— begin —
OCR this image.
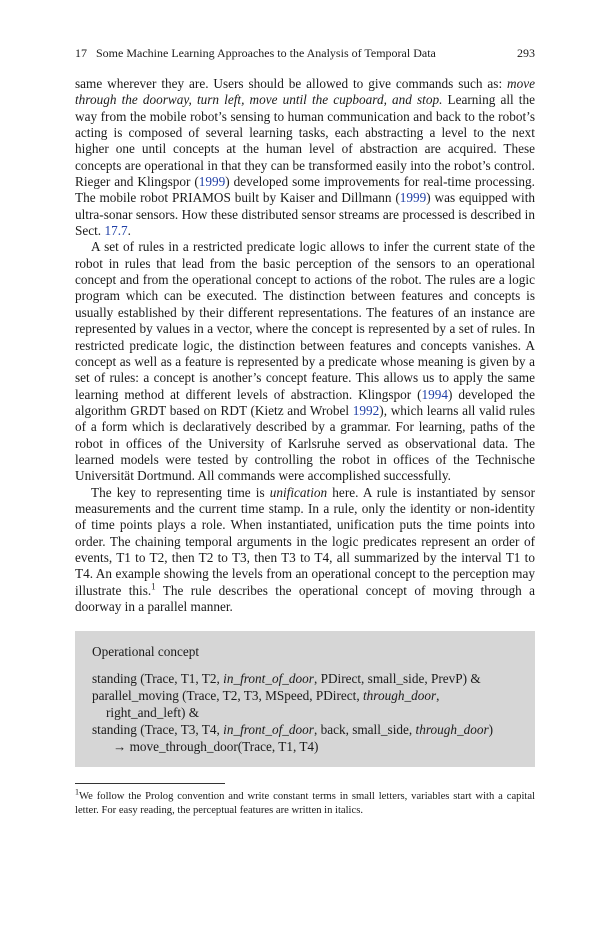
17 Some Machine Learning Approaches to the Analysis of Temporal Data	293

same wherever they are. Users should be allowed to give commands such as: move through the doorway, turn left, move until the cupboard, and stop. Learning all the way from the mobile robot’s sensing to human communication and back to the robot’s acting is composed of several learning tasks, each abstracting a level to the next higher one until concepts at the human level of abstraction are acquired. These concepts are operational in that they can be transformed easily into the robot’s control. Rieger and Klingspor (1999) developed some improvements for real-time processing. The mobile robot PRIAMOS built by Kaiser and Dillmann (1999) was equipped with ultra-sonar sensors. How these distributed sensor streams are processed is described in Sect. 17.7.

A set of rules in a restricted predicate logic allows to infer the current state of the robot in rules that lead from the basic perception of the sensors to an operational concept and from the operational concept to actions of the robot. The rules are a logic program which can be executed. The distinction between features and concepts is usually established by their different representations. The features of an instance are represented by values in a vector, where the concept is represented by a set of rules. In restricted predicate logic, the distinction between features and concepts vanishes. A concept as well as a feature is represented by a predicate whose meaning is given by a set of rules: a concept is another’s concept feature. This allows us to apply the same learning method at different levels of abstraction. Klingspor (1994) developed the algorithm GRDT based on RDT (Kietz and Wrobel 1992), which learns all valid rules of a form which is declaratively described by a grammar. For learning, paths of the robot in offices of the University of Karlsruhe served as observational data. The learned models were tested by controlling the robot in offices of the Technische Universität Dortmund. All commands were accomplished successfully.

The key to representing time is unification here. A rule is instantiated by sensor measurements and the current time stamp. In a rule, only the identity or non-identity of time points plays a role. When instantiated, unification puts the time points into order. The chaining temporal arguments in the logic predicates represent an order of events, T1 to T2, then T2 to T3, then T3 to T4, all summarized by the interval T1 to T4. An example showing the levels from an operational concept to the perception may illustrate this.$^1$ The rule describes the operational concept of moving through a doorway in a parallel manner.

Operational concept
standing (Trace, T1, T2, in_front_of_door, PDirect, small_side, PrevP) &
parallel_moving (Trace, T2, T3, MSpeed, PDirect, through_door,
right_and_left) &
standing (Trace, T3, T4, in_front_of_door, back, small_side, through_door)
→ move_through_door(Trace, T1, T4)
$^1$We follow the Prolog convention and write constant terms in small letters, variables start with a capital letter. For easy reading, the perceptual features are written in italics.
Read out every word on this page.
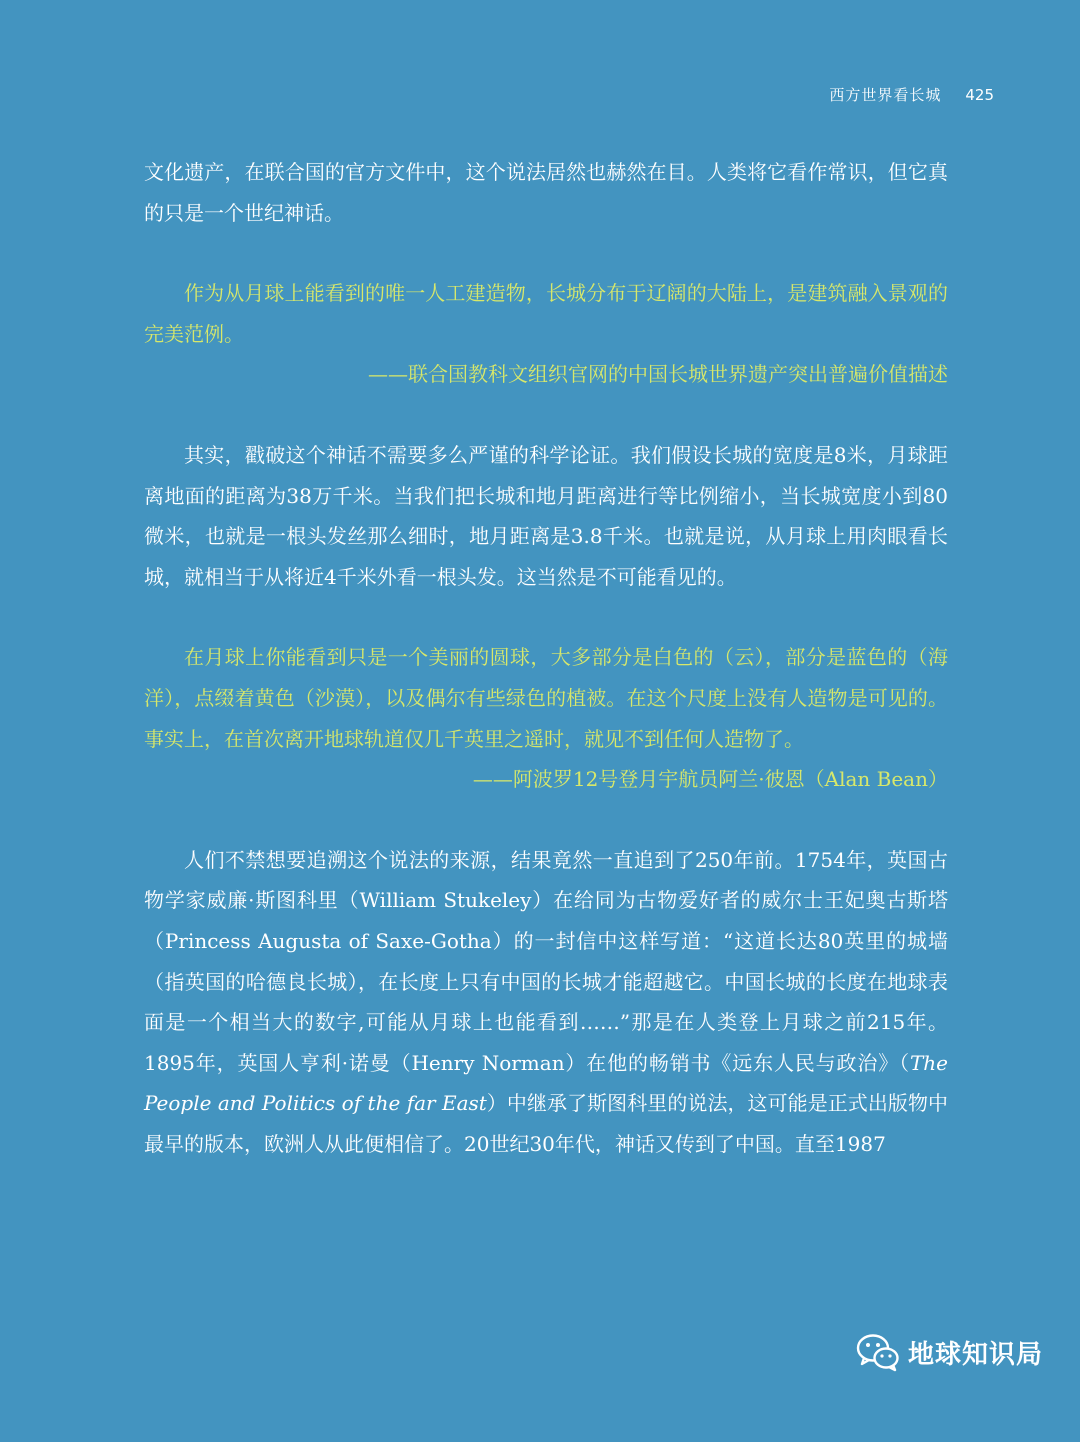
西方世界看长城 425

文化遗产，在联合国的官方文件中，这个说法居然也赫然在目。人类将它看作常识，但它真的只是一个世纪神话。

作为从月球上能看到的唯一人工建造物，长城分布于辽阔的大陆上，是建筑融入景观的完美范例。

——联合国教科文组织官网的中国长城世界遗产突出普遍价值描述

其实，戳破这个神话不需要多么严谨的科学论证。我们假设长城的宽度是8米，月球距离地面的距离为38万千米。当我们把长城和地月距离进行等比例缩小，当长城宽度小到80微米，也就是一根头发丝那么细时，地月距离是3.8千米。也就是说，从月球上用肉眼看长城，就相当于从将近4千米外看一根头发。这当然是不可能看见的。

在月球上你能看到只是一个美丽的圆球，大多部分是白色的（云），部分是蓝色的（海洋），点缀着黄色（沙漠），以及偶尔有些绿色的植被。在这个尺度上没有人造物是可见的。事实上，在首次离开地球轨道仅几千英里之遥时，就见不到任何人造物了。

——阿波罗12号登月宇航员阿兰·彼恩（Alan Bean）

人们不禁想要追溯这个说法的来源，结果竟然一直追到了250年前。1754年，英国古物学家威廉·斯图科里（William Stukeley）在给同为古物爱好者的威尔士王妃奥古斯塔（Princess Augusta of Saxe-Gotha）的一封信中这样写道：“这道长达80英里的城墙（指英国的哈德良长城），在长度上只有中国的长城才能超越它。中国长城的长度在地球表面是一个相当大的数字,可能从月球上也能看到……”那是在人类登上月球之前215年。1895年，英国人亨利·诺曼（Henry Norman）在他的畅销书《远东人民与政治》（The People and Politics of the far East）中继承了斯图科里的说法，这可能是正式出版物中最早的版本，欧洲人从此便相信了。20世纪30年代，神话又传到了中国。直至1987

地球知识局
— end —
* [Exercise goal]: Scan the records above for the string "back", then report every line that contains it.

* [Completed exercise]:
same wherever they are. Users should be allowed to give commands such as: move through the doorway, turn left, move until the cupboard, and stop. Learning all the way from the mobile robot’s sensing to human communication and back to the robot’s acting is composed of several learning tasks, each abstracting a level to the next higher one until concepts at the human level of abstraction are acquired. These concepts are operational in that they can be transformed easily into the robot’s control. Rieger and Klingspor (1999) developed some improvements for real-time processing. The mobile robot PRIAMOS built by Kaiser and Dillmann (1999) was equipped with ultra-sonar sensors. How these distributed sensor streams are processed is described in Sect. 17.7.
standing (Trace, T3, T4, in_front_of_door, back, small_side, through_door)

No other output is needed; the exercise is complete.